##### Data supplied
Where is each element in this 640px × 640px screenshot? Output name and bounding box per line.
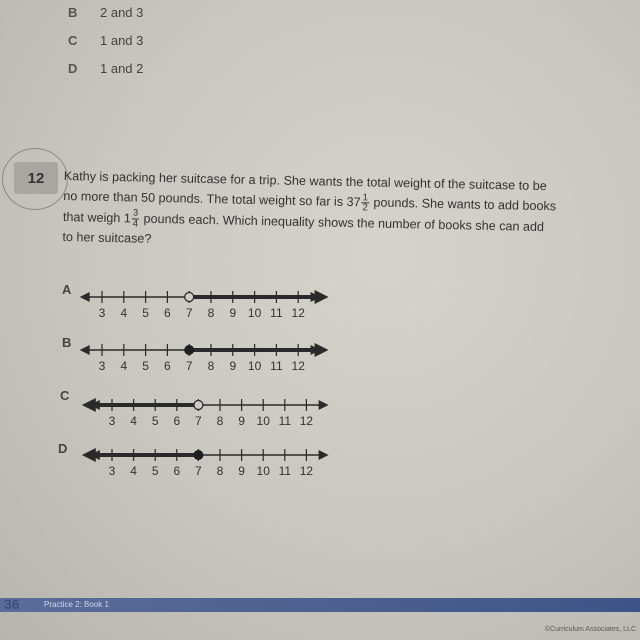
stem-text: no more than 50 pounds. The total weight so far is 37 bbox=[63, 189, 361, 210]
tick-label: 12 bbox=[299, 464, 314, 478]
choice-b-letter[interactable]: B bbox=[62, 335, 72, 350]
option-letter: B bbox=[68, 5, 78, 20]
tick-label: 6 bbox=[164, 359, 171, 373]
option-text: 1 and 3 bbox=[100, 33, 144, 48]
option-text: 1 and 2 bbox=[100, 61, 144, 76]
fraction-denominator: 2 bbox=[362, 202, 368, 214]
tick-label: 4 bbox=[130, 464, 137, 478]
choice-a-letter[interactable]: A bbox=[62, 282, 72, 297]
option-letter: C bbox=[68, 33, 78, 48]
tick-label: 4 bbox=[120, 306, 128, 320]
tick-label: 3 bbox=[108, 414, 116, 428]
option-letter: D bbox=[68, 61, 78, 76]
tick-label: 11 bbox=[278, 414, 292, 428]
choice-c-letter[interactable]: C bbox=[60, 388, 70, 403]
tick-label: 7 bbox=[185, 359, 193, 373]
closed-point bbox=[193, 450, 203, 460]
choice-d-letter[interactable]: D bbox=[58, 441, 68, 456]
tick-label: 12 bbox=[291, 306, 305, 320]
tick-label: 7 bbox=[195, 464, 202, 478]
stem-text: that weigh 1 bbox=[62, 209, 131, 226]
tick-label: 9 bbox=[229, 306, 237, 320]
book-title: Practice 2: Book 1 bbox=[44, 600, 109, 609]
tick-label: 11 bbox=[270, 306, 283, 320]
tick-label: 10 bbox=[256, 414, 270, 428]
tick-label: 12 bbox=[299, 414, 314, 428]
stem-text: pounds each. Which inequality shows the number of books she can add bbox=[139, 211, 545, 234]
tick-label: 9 bbox=[238, 464, 245, 478]
tick-label: 3 bbox=[108, 464, 116, 478]
tick-label: 6 bbox=[164, 306, 171, 320]
tick-label: 7 bbox=[185, 306, 193, 320]
tick-label: 8 bbox=[216, 414, 224, 428]
tick-label: 8 bbox=[207, 359, 215, 373]
tick-label: 5 bbox=[151, 464, 159, 478]
option-text: 2 and 3 bbox=[100, 5, 144, 20]
tick-label: 10 bbox=[256, 464, 270, 478]
question-number: 12 bbox=[14, 162, 58, 194]
tick-label: 10 bbox=[247, 306, 262, 320]
fraction-numerator: 1 bbox=[362, 192, 369, 204]
tick-label: 10 bbox=[247, 359, 262, 373]
fraction-numerator: 3 bbox=[132, 207, 139, 220]
tick-label: 11 bbox=[278, 464, 292, 478]
tick-label: 5 bbox=[151, 414, 159, 428]
tick-label: 7 bbox=[195, 414, 202, 428]
tick-label: 9 bbox=[229, 359, 237, 373]
page-number: 36 bbox=[4, 596, 20, 612]
stem-line-4: to her suitcase? bbox=[62, 230, 152, 247]
copyright: ©Curriculum Associates, LLC bbox=[544, 626, 636, 633]
tick-label: 5 bbox=[142, 306, 149, 320]
tick-label: 8 bbox=[207, 306, 215, 320]
tick-label: 8 bbox=[216, 464, 224, 478]
tick-label: 12 bbox=[291, 359, 305, 373]
tick-label: 5 bbox=[142, 359, 149, 373]
tick-label: 3 bbox=[98, 359, 106, 373]
tick-label: 11 bbox=[270, 359, 283, 373]
tick-label: 6 bbox=[173, 464, 181, 478]
tick-label: 3 bbox=[98, 306, 106, 320]
tick-label: 6 bbox=[173, 414, 181, 428]
stem-line-1: Kathy is packing her suitcase for a trip. She wants the total weight of the suitcase to be bbox=[63, 168, 547, 194]
ray-arrow-icon bbox=[82, 448, 96, 462]
tick-label: 4 bbox=[120, 359, 128, 373]
tick-label: 9 bbox=[238, 414, 245, 428]
fraction-denominator: 4 bbox=[132, 218, 139, 230]
tick-label: 4 bbox=[130, 414, 137, 428]
arrow-right-icon bbox=[319, 450, 329, 460]
stem-text: pounds. She wants to add books bbox=[369, 195, 557, 214]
##########
■ To be done
Present every line of the entries above as a JSON list of strings, one string per line, with blank lines omitted and the pictures left out.

■ Result
[
  "Where is each element in this 640px × 640px screenshot? Output name and bounding box per line.",
  "stem-text: no more than 50 pounds. The total weight so far is 37 bbox=[63, 189, 361, 210]",
  "tick-label: 12 bbox=[299, 464, 314, 478]",
  "choice-b-letter[interactable]: B bbox=[62, 335, 72, 350]",
  "option-letter: B bbox=[68, 5, 78, 20]",
  "tick-label: 6 bbox=[164, 359, 171, 373]",
  "option-text: 1 and 3 bbox=[100, 33, 144, 48]",
  "option-text: 1 and 2 bbox=[100, 61, 144, 76]",
  "fraction-denominator: 2 bbox=[362, 202, 368, 214]",
  "tick-label: 4 bbox=[130, 464, 137, 478]",
  "choice-a-letter[interactable]: A bbox=[62, 282, 72, 297]",
  "option-letter: C bbox=[68, 33, 78, 48]",
  "tick-label: 4 bbox=[120, 306, 128, 320]",
  "tick-label: 3 bbox=[108, 414, 116, 428]",
  "option-letter: D bbox=[68, 61, 78, 76]",
  "tick-label: 11 bbox=[278, 414, 292, 428]",
  "choice-c-letter[interactable]: C bbox=[60, 388, 70, 403]",
  "tick-label: 7 bbox=[185, 359, 193, 373]",
  "closed-point bbox=[193, 450, 203, 460]",
  "choice-d-letter[interactable]: D bbox=[58, 441, 68, 456]",
  "tick-label: 12 bbox=[291, 306, 305, 320]",
  "tick-label: 7 bbox=[195, 464, 202, 478]",
  "stem-text: that weigh 1 bbox=[62, 209, 131, 226]",
  "tick-label: 9 bbox=[229, 306, 237, 320]",
  "book-title: Practice 2: Book 1 bbox=[44, 600, 109, 609]",
  "tick-label: 11 bbox=[270, 306, 283, 320]",
  "tick-label: 10 bbox=[256, 414, 270, 428]",
  "tick-label: 12 bbox=[299, 414, 314, 428]",
  "stem-text: pounds each. Which inequality shows the number of books she can add bbox=[139, 211, 545, 234]",
  "tick-label: 9 bbox=[238, 464, 245, 478]",
  "tick-label: 3 bbox=[108, 464, 116, 478]",
  "tick-label: 6 bbox=[164, 306, 171, 320]",
  "tick-label: 7 bbox=[185, 306, 193, 320]",
  "tick-label: 8 bbox=[216, 414, 224, 428]",
  "tick-label: 8 bbox=[207, 359, 215, 373]",
  "tick-label: 5 bbox=[151, 464, 159, 478]",
  "option-text: 2 and 3 bbox=[100, 5, 144, 20]",
  "tick-label: 10 bbox=[256, 464, 270, 478]",
  "question-number: 12 bbox=[14, 162, 58, 194]",
  "tick-label: 10 bbox=[247, 306, 262, 320]",
  "fraction-numerator: 1 bbox=[362, 192, 369, 204]",
  "tick-label: 10 bbox=[247, 359, 262, 373]",
  "fraction-numerator: 3 bbox=[132, 207, 139, 220]",
  "tick-label: 11 bbox=[278, 464, 292, 478]",
  "tick-label: 5 bbox=[151, 414, 159, 428]",
  "tick-label: 7 bbox=[195, 414, 202, 428]",
  "tick-label: 9 bbox=[229, 359, 237, 373]",
  "page-number: 36 bbox=[4, 596, 20, 612]",
  "stem-line-4: to her suitcase? bbox=[62, 230, 152, 247]",
  "copyright: ©Curriculum Associates, LLC bbox=[544, 626, 636, 633]",
  "tick-label: 5 bbox=[142, 306, 149, 320]",
  "tick-label: 8 bbox=[207, 306, 215, 320]",
  "tick-label: 8 bbox=[216, 464, 224, 478]",
  "tick-label: 12 bbox=[291, 359, 305, 373]",
  "tick-label: 5 bbox=[142, 359, 149, 373]",
  "tick-label: 3 bbox=[98, 359, 106, 373]",
  "tick-label: 11 bbox=[270, 359, 283, 373]",
  "tick-label: 6 bbox=[173, 464, 181, 478]",
  "tick-label: 3 bbox=[98, 306, 106, 320]",
  "tick-label: 6 bbox=[173, 414, 181, 428]",
  "stem-line-1: Kathy is packing her suitcase for a trip. She wants the total weight of the suitcase to be bbox=[63, 168, 547, 194]",
  "ray-arrow-icon bbox=[82, 448, 96, 462]",
  "tick-label: 4 bbox=[120, 359, 128, 373]",
  "tick-label: 9 bbox=[238, 414, 245, 428]",
  "fraction-denominator: 4 bbox=[132, 218, 139, 230]",
  "tick-label: 4 bbox=[130, 414, 137, 428]",
  "arrow-right-icon bbox=[319, 450, 329, 460]",
  "stem-text: pounds. She wants to add books bbox=[369, 195, 557, 214]"
]